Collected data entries
***

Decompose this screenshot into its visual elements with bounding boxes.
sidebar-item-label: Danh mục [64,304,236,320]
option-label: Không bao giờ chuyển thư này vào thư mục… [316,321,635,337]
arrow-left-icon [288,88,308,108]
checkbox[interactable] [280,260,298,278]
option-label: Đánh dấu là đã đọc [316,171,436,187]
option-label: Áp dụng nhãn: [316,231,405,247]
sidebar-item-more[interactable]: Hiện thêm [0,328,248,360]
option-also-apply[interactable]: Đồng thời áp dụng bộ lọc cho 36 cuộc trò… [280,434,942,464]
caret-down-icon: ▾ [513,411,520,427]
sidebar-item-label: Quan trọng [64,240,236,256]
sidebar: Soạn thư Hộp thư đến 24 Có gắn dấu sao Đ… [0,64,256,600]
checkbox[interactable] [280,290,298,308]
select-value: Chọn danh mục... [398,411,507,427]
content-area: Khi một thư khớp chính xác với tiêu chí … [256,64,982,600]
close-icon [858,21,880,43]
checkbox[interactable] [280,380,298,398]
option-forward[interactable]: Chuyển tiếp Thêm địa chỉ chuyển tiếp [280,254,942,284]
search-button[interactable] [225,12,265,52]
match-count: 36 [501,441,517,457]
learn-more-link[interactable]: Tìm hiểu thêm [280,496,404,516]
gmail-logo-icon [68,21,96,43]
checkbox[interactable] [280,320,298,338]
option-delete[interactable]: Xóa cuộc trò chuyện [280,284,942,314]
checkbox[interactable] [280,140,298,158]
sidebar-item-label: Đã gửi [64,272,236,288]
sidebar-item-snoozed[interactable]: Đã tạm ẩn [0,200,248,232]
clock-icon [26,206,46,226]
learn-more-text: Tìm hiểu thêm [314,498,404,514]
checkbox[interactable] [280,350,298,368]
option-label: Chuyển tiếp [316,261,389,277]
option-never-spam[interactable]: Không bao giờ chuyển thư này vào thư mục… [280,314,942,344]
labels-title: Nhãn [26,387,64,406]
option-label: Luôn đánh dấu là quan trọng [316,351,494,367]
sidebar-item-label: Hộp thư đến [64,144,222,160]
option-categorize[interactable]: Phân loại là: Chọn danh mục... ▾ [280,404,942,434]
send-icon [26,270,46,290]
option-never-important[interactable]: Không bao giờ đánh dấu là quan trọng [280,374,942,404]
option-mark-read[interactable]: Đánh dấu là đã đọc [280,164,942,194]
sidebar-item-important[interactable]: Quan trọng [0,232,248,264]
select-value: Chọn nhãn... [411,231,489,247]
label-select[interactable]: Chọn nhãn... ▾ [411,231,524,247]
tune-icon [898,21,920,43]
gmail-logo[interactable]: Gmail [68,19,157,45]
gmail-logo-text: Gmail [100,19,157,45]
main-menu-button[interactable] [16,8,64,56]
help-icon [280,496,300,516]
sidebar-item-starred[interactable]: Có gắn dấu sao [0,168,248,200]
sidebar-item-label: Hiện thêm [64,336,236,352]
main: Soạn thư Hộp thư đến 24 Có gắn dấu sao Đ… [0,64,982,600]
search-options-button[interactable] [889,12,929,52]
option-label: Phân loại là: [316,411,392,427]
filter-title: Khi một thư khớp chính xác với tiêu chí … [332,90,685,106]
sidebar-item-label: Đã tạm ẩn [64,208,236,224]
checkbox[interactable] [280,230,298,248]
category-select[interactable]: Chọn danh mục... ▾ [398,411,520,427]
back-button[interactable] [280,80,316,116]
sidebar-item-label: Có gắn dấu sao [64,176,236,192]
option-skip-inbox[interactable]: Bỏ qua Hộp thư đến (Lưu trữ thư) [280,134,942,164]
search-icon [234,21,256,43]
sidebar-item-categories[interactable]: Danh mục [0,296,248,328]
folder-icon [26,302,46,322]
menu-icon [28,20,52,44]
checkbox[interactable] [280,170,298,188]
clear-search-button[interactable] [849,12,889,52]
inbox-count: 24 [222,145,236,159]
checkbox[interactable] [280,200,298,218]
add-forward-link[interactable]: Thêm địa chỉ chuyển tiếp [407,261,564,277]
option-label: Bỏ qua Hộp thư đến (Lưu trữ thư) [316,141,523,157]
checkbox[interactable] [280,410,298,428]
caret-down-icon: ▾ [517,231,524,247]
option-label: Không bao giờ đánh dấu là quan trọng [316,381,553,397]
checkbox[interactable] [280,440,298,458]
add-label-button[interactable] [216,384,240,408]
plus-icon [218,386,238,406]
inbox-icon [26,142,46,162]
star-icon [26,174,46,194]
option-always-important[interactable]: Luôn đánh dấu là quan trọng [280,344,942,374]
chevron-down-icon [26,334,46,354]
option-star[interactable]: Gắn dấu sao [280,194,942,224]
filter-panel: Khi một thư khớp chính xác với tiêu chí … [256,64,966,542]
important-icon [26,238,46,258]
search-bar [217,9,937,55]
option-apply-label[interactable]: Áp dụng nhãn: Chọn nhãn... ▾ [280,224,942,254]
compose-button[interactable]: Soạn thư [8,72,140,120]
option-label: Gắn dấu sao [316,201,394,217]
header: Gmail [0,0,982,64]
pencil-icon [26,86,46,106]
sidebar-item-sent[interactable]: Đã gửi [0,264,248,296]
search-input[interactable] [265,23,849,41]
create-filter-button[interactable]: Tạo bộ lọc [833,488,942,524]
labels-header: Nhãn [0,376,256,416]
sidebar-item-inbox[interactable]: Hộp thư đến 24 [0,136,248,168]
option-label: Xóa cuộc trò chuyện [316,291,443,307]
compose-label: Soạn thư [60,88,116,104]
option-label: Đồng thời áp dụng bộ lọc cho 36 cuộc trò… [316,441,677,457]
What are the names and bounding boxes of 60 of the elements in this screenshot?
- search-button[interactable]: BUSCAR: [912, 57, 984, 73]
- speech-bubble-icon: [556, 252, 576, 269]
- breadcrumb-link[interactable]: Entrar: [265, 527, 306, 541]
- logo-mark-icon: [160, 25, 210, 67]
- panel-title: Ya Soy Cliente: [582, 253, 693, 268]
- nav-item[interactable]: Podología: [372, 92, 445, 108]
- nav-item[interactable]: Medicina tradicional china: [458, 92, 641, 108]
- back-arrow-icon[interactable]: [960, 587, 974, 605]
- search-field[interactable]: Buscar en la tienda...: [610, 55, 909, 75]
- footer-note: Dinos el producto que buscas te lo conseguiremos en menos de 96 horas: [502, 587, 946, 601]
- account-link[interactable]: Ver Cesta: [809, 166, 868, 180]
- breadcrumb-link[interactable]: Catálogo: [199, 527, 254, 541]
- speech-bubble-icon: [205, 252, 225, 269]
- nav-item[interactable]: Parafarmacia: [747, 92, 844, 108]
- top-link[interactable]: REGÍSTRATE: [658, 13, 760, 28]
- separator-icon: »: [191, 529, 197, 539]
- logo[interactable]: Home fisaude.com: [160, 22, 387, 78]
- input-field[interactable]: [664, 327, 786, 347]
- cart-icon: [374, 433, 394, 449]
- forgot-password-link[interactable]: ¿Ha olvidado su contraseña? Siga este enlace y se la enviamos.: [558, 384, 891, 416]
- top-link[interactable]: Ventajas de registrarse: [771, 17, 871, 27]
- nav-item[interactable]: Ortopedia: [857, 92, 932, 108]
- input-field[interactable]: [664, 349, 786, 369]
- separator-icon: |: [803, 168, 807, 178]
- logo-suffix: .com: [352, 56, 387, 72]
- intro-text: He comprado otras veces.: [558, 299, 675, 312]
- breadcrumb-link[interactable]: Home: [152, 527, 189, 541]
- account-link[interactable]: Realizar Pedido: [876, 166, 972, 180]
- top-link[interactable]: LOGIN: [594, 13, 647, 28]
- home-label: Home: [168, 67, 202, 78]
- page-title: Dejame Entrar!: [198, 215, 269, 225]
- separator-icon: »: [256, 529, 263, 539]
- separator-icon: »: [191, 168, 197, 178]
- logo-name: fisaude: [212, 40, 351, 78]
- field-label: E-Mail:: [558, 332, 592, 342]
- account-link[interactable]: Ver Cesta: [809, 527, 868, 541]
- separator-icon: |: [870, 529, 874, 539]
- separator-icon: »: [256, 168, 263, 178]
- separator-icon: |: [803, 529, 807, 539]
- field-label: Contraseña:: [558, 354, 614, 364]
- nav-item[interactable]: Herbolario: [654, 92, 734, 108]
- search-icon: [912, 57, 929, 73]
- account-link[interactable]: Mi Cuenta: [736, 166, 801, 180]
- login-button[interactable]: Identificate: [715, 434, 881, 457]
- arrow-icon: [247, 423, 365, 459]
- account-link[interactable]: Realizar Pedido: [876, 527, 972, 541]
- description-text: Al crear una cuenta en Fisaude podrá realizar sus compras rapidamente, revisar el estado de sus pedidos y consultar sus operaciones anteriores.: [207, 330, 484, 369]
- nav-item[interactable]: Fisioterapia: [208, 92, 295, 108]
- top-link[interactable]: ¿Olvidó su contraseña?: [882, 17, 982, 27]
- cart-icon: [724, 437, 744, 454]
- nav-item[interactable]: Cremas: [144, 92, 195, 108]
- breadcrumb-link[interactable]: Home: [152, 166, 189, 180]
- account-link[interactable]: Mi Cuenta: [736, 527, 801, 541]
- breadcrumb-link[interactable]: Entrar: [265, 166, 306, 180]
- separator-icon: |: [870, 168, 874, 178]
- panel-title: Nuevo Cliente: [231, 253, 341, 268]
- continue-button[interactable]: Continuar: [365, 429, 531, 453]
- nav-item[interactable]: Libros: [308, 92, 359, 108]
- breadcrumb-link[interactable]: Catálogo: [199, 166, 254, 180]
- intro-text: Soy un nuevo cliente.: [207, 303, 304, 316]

***

OBJECTIVE. Write out the listing from its very first line down to and including the line containing "select-value: Chọn danh", reproducing every line word for word and character for character.

RESULT OF THE TASK.
Decompose this screenshot into its visual elements with bounding boxes.
sidebar-item-label: Danh mục [64,304,236,320]
option-label: Không bao giờ chuyển thư này vào thư mục… [316,321,635,337]
arrow-left-icon [288,88,308,108]
checkbox[interactable] [280,260,298,278]
option-label: Đánh dấu là đã đọc [316,171,436,187]
option-label: Áp dụng nhãn: [316,231,405,247]
sidebar-item-more[interactable]: Hiện thêm [0,328,248,360]
option-also-apply[interactable]: Đồng thời áp dụng bộ lọc cho 36 cuộc trò… [280,434,942,464]
caret-down-icon: ▾ [513,411,520,427]
sidebar-item-label: Quan trọng [64,240,236,256]
sidebar: Soạn thư Hộp thư đến 24 Có gắn dấu sao Đ… [0,64,256,600]
checkbox[interactable] [280,290,298,308]
select-value: Chọn danh mục... [398,411,507,427]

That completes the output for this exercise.